Figure data in JSON:
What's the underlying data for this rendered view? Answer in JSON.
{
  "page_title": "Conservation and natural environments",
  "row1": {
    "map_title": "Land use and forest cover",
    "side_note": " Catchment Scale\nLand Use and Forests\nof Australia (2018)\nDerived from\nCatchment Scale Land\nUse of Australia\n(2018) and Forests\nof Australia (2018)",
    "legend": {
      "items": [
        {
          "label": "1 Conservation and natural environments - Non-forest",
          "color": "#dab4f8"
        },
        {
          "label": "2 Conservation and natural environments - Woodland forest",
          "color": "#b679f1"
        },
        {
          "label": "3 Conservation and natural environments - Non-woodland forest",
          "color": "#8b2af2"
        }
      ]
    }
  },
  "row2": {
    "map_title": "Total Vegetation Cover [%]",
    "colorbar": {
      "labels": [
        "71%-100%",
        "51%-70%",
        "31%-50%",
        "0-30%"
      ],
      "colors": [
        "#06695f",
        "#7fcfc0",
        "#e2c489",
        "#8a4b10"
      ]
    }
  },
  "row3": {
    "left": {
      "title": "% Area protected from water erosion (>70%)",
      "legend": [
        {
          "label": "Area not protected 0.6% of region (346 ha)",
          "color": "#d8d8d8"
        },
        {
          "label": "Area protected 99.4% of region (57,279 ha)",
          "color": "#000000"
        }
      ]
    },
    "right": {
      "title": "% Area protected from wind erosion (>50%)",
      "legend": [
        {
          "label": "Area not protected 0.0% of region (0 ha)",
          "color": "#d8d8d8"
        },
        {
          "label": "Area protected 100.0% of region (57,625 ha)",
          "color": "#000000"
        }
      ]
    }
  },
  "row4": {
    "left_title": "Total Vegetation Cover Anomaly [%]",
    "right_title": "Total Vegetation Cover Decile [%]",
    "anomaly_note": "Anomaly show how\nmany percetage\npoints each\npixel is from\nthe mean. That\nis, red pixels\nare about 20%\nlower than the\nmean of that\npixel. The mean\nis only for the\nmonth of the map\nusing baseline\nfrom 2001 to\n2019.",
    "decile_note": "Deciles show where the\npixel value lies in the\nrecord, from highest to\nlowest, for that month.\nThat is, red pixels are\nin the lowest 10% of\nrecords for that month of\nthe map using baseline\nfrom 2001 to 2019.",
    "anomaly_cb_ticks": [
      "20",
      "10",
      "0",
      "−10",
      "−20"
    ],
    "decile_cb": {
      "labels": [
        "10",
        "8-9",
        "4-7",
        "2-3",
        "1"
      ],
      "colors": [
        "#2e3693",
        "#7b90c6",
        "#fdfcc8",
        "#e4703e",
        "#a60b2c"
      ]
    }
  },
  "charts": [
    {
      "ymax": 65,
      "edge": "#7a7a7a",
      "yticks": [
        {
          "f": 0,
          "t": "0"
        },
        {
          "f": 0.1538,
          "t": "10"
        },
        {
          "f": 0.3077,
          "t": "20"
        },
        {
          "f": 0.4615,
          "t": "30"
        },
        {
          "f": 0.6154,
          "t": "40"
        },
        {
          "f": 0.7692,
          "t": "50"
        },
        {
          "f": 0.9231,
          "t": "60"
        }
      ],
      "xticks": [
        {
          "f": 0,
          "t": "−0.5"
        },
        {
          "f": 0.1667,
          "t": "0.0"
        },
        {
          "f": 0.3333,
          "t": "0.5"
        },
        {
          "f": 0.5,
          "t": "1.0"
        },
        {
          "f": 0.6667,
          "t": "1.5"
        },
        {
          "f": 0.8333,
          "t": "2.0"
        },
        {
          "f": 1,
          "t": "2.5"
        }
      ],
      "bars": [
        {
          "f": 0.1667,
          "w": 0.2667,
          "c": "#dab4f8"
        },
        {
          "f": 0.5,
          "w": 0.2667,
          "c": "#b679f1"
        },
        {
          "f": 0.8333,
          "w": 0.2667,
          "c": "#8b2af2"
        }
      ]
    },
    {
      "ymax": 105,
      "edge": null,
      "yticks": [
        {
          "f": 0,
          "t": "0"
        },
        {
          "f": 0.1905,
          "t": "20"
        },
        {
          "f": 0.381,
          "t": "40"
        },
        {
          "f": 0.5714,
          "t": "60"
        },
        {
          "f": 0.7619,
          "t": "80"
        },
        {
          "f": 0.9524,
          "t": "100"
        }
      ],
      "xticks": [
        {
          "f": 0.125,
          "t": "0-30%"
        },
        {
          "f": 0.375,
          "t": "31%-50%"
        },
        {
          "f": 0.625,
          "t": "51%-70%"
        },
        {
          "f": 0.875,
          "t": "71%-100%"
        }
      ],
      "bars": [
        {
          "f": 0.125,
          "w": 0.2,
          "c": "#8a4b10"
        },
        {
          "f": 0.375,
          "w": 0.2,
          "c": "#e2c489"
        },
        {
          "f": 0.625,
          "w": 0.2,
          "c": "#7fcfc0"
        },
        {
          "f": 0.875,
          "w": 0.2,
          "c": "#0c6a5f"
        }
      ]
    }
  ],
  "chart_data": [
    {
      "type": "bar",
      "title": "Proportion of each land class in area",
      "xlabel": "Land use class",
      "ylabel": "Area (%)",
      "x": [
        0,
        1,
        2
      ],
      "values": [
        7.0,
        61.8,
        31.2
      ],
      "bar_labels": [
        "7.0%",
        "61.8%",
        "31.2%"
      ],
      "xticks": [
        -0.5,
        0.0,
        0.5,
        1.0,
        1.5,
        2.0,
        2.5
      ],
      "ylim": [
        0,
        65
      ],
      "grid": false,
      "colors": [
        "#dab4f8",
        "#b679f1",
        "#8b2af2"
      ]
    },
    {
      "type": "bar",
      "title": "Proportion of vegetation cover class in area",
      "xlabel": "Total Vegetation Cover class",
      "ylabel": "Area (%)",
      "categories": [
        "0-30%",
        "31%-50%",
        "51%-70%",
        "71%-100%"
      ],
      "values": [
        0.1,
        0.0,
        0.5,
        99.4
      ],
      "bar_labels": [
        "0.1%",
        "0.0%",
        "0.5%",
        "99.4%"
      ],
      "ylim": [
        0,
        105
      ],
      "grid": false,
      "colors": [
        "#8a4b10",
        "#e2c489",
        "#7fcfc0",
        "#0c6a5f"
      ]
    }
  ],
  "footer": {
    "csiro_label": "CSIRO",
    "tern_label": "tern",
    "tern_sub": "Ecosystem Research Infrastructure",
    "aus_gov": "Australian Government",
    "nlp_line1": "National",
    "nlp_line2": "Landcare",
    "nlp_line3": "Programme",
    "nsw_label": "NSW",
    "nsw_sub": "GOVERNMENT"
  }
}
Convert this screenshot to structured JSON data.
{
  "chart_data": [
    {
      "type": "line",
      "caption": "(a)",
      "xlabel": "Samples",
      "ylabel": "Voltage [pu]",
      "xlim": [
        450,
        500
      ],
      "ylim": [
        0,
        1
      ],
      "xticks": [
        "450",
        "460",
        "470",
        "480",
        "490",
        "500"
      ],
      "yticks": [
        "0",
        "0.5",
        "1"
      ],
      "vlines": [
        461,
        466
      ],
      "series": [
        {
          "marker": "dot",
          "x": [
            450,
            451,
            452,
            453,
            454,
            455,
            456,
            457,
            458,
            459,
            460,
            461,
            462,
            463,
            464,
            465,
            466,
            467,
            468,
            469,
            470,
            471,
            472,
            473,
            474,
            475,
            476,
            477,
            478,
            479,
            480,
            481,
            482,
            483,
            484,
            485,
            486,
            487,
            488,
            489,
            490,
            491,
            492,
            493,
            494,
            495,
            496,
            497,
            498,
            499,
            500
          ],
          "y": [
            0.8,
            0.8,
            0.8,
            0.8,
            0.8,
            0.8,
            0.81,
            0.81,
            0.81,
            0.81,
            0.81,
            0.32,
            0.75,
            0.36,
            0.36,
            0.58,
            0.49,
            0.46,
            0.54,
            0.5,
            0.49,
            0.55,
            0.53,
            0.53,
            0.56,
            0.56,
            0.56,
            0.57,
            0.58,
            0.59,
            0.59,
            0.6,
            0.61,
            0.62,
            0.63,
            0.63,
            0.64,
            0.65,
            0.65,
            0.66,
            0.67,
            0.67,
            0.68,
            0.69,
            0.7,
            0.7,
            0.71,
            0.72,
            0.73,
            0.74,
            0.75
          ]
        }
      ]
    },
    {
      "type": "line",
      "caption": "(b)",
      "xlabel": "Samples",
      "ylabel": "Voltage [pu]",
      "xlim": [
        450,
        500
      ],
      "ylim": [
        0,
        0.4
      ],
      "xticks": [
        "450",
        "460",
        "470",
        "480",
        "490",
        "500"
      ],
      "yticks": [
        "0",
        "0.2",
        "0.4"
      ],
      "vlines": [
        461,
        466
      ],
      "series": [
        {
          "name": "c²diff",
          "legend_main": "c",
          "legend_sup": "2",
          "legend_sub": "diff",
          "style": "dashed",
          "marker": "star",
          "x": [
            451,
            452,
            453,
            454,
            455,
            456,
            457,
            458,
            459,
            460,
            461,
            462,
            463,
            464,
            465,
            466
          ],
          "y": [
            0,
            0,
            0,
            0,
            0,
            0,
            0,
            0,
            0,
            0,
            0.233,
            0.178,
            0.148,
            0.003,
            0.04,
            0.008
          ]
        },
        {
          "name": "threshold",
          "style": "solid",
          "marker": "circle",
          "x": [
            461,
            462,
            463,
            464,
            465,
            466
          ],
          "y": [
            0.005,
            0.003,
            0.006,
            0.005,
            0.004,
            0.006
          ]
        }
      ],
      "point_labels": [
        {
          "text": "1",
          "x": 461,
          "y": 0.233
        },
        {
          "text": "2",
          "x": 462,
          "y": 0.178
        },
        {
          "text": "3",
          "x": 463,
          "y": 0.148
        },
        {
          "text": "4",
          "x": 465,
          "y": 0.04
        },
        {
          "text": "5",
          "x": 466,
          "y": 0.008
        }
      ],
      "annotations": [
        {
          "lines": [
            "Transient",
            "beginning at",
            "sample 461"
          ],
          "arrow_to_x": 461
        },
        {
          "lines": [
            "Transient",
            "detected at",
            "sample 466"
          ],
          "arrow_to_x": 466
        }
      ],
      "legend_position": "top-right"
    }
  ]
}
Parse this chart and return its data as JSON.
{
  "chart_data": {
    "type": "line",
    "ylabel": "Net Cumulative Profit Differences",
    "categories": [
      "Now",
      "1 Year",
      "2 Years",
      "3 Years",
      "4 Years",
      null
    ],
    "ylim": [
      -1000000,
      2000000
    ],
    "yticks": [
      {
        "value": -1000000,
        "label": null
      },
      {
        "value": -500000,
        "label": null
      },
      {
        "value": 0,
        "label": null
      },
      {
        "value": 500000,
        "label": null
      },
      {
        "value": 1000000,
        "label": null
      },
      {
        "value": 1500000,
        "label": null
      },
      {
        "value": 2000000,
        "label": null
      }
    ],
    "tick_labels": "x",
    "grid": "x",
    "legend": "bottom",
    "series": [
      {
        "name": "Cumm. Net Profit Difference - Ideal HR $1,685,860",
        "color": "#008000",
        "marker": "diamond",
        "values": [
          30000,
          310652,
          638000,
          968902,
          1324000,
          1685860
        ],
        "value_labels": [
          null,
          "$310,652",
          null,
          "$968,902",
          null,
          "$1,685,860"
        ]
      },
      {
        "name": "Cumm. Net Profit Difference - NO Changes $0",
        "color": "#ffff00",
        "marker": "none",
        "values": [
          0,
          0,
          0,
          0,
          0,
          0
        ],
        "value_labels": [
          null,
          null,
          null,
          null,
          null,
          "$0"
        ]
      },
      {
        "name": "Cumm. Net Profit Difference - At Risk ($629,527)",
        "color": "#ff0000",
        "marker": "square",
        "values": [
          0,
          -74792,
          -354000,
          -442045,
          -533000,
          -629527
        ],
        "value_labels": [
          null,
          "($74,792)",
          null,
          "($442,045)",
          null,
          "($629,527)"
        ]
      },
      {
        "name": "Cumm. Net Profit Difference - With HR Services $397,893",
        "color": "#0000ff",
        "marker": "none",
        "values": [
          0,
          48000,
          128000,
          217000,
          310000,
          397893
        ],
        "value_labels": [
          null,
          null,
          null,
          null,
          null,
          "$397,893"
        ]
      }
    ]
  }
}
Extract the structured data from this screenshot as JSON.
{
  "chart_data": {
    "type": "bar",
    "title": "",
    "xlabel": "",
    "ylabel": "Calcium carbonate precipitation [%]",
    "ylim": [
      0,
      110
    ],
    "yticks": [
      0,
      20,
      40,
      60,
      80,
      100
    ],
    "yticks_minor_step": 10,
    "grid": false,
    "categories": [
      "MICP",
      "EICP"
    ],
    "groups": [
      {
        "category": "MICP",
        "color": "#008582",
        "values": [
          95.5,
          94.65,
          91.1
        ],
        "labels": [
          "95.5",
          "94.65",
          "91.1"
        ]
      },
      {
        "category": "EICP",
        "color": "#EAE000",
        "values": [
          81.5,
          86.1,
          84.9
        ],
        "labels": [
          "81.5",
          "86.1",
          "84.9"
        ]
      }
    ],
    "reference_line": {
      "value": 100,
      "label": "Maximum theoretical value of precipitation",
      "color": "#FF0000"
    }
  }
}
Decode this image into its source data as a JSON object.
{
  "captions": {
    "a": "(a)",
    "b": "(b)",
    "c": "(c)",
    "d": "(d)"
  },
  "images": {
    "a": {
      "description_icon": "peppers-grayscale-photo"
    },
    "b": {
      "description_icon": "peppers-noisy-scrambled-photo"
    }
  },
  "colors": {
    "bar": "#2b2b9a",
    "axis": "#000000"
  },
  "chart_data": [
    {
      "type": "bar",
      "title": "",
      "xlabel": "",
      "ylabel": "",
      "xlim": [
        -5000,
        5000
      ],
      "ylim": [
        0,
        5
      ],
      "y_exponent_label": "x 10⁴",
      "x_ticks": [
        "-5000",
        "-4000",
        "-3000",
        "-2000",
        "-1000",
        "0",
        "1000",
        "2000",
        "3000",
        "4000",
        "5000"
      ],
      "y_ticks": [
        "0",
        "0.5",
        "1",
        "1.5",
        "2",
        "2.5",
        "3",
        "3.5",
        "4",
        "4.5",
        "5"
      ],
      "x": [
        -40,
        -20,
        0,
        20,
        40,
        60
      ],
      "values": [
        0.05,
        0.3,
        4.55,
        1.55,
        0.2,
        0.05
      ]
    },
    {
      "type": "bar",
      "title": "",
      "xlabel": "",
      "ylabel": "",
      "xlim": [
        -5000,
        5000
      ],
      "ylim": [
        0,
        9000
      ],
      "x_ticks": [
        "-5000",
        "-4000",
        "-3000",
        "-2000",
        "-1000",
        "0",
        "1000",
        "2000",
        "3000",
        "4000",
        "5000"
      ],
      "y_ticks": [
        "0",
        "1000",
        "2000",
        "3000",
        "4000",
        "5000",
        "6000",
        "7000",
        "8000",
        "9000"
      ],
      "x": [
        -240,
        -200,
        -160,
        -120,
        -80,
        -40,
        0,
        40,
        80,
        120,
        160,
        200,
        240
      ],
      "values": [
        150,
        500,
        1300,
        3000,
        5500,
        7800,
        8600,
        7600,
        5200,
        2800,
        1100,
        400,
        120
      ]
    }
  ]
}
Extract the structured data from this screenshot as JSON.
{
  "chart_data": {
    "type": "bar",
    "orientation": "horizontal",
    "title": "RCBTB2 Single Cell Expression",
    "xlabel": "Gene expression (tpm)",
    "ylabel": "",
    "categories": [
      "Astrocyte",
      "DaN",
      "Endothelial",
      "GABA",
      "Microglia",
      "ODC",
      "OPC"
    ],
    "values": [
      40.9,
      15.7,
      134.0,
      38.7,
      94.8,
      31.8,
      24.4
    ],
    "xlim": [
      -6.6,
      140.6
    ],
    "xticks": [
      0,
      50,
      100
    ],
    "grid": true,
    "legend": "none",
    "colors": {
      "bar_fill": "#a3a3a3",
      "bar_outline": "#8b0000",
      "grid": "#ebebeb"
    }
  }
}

◆ **GOAL**:
Going through the entries above, report how many lines include the string "marker". The number alone is the answer.

◆ **RESULT FOR THIS EXERCISE**:
7